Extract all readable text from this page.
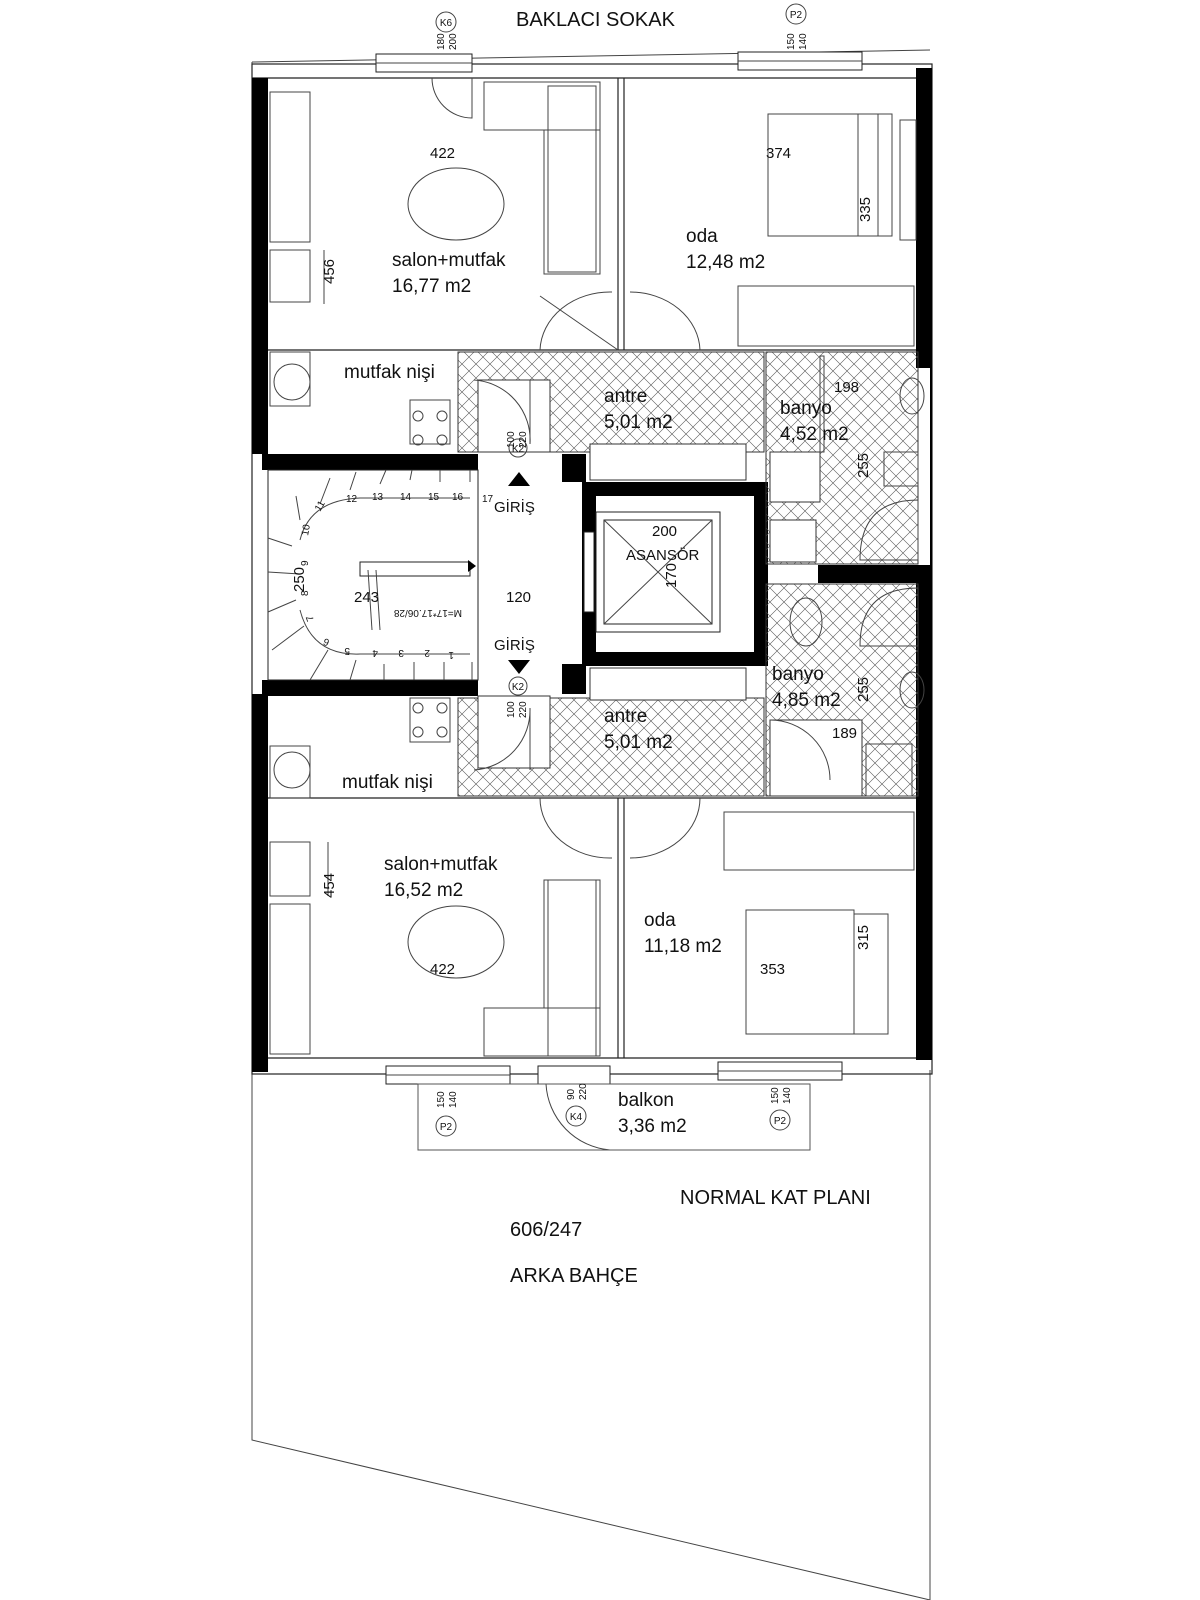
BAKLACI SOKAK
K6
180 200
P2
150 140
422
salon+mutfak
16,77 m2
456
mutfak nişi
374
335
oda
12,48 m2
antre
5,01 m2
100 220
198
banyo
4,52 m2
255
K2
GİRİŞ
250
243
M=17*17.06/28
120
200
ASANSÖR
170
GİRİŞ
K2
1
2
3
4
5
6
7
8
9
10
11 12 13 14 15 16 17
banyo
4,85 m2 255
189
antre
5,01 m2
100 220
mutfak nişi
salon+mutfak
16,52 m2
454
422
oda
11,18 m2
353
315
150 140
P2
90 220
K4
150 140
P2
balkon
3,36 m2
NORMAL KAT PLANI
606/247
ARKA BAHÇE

---

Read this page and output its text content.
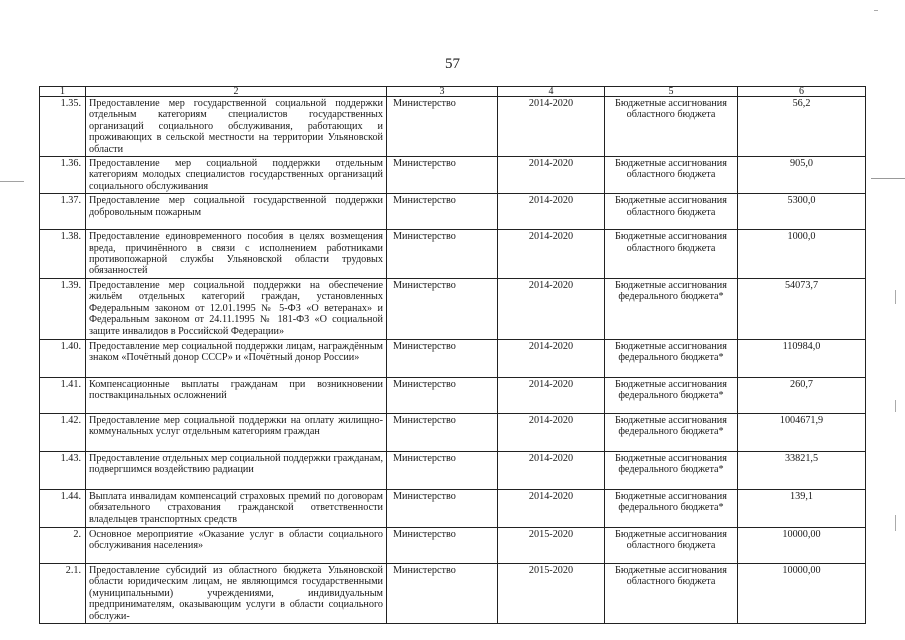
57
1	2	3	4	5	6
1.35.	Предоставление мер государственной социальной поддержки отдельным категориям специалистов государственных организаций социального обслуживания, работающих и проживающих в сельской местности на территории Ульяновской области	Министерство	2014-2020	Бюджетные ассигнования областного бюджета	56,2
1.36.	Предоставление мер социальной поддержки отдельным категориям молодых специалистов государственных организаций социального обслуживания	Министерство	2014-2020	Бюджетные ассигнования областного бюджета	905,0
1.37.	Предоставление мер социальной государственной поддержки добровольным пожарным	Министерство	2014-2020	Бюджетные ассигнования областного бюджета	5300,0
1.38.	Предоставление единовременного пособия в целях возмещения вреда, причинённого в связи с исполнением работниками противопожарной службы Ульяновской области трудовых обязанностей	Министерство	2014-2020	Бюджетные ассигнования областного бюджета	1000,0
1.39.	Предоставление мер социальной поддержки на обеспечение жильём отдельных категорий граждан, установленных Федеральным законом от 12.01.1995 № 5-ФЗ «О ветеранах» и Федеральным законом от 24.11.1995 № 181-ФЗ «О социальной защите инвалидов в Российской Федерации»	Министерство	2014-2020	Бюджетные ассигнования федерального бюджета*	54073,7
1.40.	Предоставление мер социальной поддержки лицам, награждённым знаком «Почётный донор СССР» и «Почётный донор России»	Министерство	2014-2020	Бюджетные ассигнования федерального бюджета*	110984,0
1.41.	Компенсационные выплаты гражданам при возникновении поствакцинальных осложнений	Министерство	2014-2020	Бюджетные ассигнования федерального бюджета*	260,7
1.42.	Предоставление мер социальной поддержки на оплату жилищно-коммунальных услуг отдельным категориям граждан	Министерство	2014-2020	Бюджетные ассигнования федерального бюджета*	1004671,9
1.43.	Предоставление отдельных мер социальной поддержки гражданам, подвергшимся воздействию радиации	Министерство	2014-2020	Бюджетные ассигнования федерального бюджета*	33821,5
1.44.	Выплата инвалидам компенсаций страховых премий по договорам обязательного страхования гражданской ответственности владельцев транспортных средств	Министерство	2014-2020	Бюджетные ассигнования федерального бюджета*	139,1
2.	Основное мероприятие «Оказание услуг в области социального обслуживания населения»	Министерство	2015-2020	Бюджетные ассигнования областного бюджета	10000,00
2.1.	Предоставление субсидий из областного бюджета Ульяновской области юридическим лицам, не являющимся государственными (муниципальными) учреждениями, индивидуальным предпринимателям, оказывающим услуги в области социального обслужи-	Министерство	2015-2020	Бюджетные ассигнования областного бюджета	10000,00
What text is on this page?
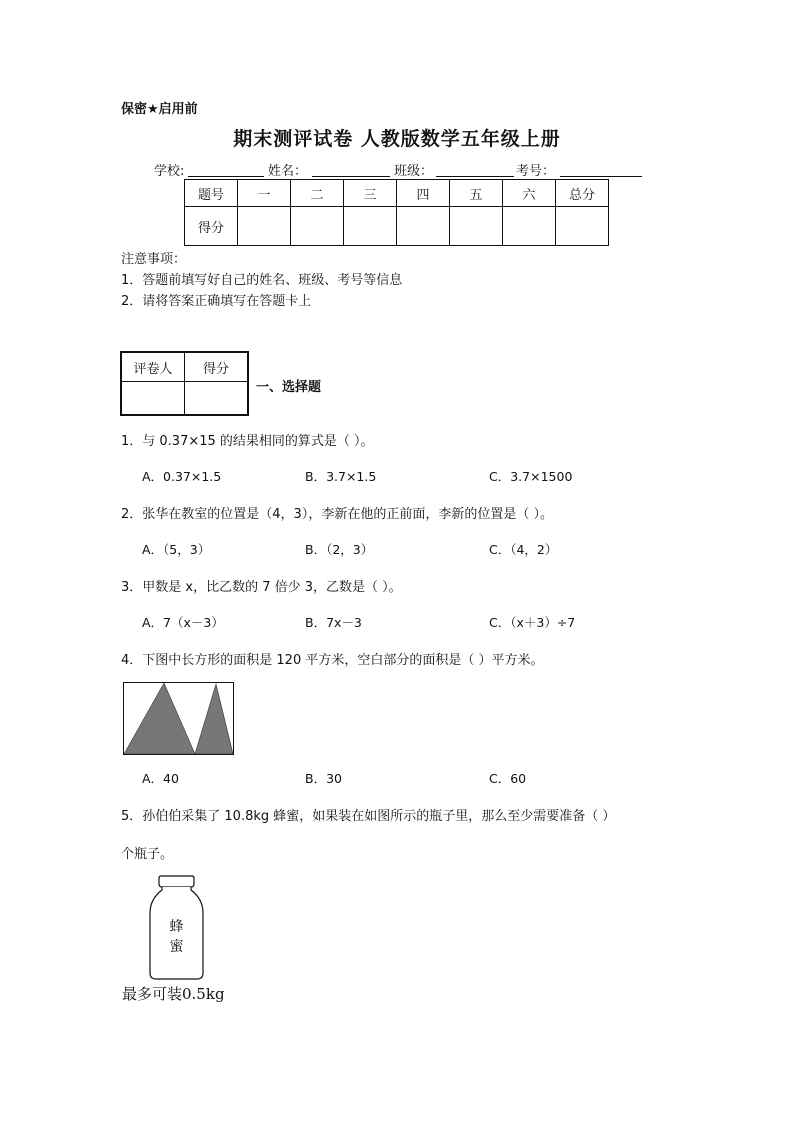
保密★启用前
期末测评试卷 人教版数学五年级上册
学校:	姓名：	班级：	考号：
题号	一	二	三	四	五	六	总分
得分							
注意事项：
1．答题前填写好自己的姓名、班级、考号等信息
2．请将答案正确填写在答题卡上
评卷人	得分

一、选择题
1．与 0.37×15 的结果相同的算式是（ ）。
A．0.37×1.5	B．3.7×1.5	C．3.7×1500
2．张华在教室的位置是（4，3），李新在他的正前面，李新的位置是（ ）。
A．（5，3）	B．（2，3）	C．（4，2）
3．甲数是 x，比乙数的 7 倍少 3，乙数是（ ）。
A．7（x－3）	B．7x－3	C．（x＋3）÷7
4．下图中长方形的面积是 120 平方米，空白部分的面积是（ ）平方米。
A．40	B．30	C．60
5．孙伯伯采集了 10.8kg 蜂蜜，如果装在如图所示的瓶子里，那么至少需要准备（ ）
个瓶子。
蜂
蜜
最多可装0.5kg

---

List each line of the records that holds the string "this".

- _Reply to the exercise_
Extract all readable text from this page.
Read this page and output its text content.
What text is on this page?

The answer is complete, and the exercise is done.